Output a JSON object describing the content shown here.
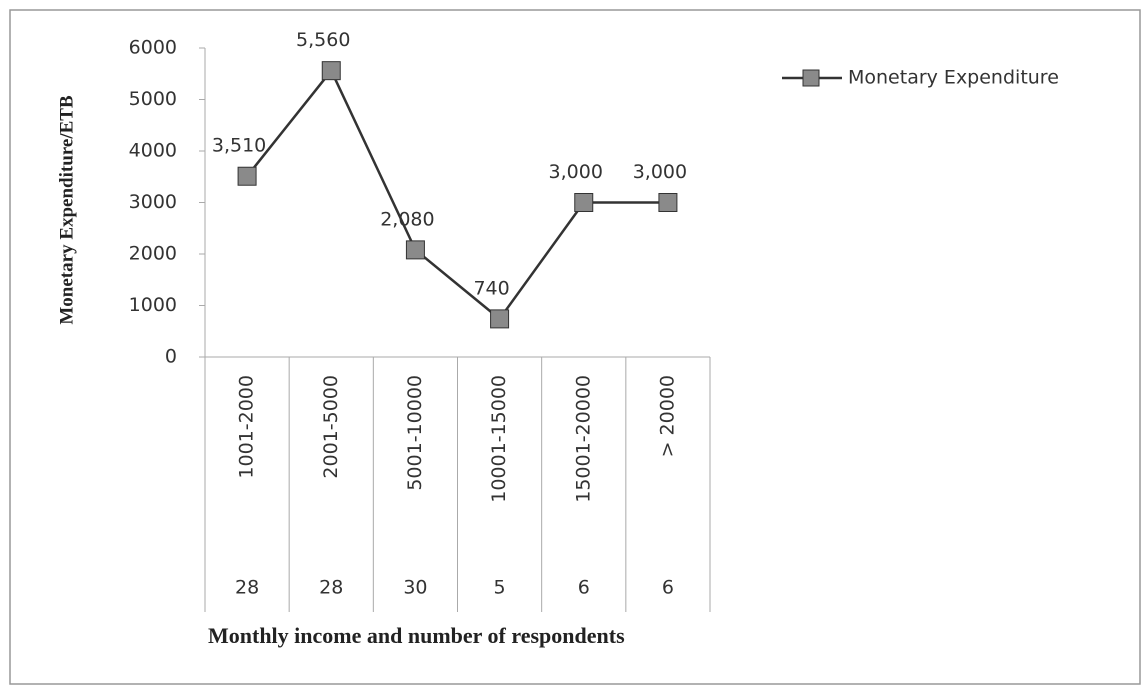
{
  "chart_data": {
    "type": "line",
    "y_axis_label": "Monetary Expenditure/ETB",
    "x_axis_label": "Monthly income and number of respondents",
    "categories": [
      "1001-2000",
      "2001-5000",
      "5001-10000",
      "10001-15000",
      "15001-20000",
      "> 20000"
    ],
    "category_counts": [
      28,
      28,
      30,
      5,
      6,
      6
    ],
    "series": [
      {
        "name": "Monetary Expenditure",
        "color": "#333333",
        "marker_color": "#8a8a8a",
        "values": [
          3510,
          5560,
          2080,
          740,
          3000,
          3000
        ],
        "value_labels": [
          "3,510",
          "5,560",
          "2,080",
          "740",
          "3,000",
          "3,000"
        ]
      }
    ],
    "ylim": [
      0,
      6000
    ],
    "yticks": [
      0,
      1000,
      2000,
      3000,
      4000,
      5000,
      6000
    ],
    "legend": "top-right"
  }
}
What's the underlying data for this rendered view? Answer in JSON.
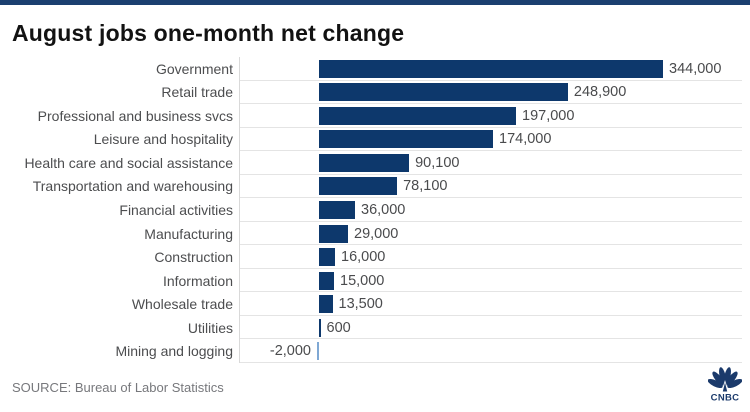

__________________________________________________

What you should do
Look through the data and gather every line with the string "Monetary" in it.

Solution for this exercise
    "y_axis_label": "Monetary Expenditure/ETB",
        "name": "Monetary Expenditure",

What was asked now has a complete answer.